═══ INPUT DATA ═══

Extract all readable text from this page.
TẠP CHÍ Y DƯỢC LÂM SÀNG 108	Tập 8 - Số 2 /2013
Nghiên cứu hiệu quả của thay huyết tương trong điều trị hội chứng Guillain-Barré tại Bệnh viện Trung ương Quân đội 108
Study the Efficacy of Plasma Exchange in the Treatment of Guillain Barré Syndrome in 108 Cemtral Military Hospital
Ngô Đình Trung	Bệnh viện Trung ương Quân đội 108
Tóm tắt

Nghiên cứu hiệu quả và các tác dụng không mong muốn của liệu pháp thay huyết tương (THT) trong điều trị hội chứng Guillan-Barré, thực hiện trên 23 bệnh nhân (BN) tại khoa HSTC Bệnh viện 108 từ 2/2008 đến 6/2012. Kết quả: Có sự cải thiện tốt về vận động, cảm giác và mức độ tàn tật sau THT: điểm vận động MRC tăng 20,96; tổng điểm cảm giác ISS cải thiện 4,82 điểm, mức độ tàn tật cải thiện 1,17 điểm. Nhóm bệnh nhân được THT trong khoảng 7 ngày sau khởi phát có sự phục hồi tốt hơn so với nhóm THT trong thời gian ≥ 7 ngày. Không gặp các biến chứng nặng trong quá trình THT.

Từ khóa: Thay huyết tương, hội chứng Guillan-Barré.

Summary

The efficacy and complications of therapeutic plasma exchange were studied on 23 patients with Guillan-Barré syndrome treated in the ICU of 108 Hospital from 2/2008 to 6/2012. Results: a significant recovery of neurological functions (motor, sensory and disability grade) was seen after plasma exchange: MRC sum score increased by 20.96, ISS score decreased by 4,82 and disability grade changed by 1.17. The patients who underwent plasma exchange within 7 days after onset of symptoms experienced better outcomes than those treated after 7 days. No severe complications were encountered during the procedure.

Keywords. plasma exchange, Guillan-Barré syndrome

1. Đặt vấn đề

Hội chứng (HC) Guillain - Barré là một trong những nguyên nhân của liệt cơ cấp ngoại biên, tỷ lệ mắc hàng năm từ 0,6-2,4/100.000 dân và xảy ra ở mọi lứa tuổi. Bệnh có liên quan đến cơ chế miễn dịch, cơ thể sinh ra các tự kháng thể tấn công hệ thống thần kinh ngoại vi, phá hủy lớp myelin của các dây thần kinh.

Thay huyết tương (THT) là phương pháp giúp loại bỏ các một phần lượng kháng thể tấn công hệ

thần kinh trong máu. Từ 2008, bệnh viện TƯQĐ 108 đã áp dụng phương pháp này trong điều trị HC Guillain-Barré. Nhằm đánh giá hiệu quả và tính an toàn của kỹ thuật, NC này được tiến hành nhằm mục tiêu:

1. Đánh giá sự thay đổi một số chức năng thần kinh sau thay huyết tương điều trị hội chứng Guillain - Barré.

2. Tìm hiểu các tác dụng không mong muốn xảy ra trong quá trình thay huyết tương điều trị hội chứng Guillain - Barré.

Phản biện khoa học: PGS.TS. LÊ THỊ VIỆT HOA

═══

## WHAT TO DO
Filter the entries above and keep only the lines with the word "Quân".

## FINISHED TASK
Nghiên cứu hiệu quả của thay huyết tương trong điều trị hội chứng Guillain-Barré tại Bệnh viện Trung ương Quân đội 108
Ngô Đình Trung	Bệnh viện Trung ương Quân đội 108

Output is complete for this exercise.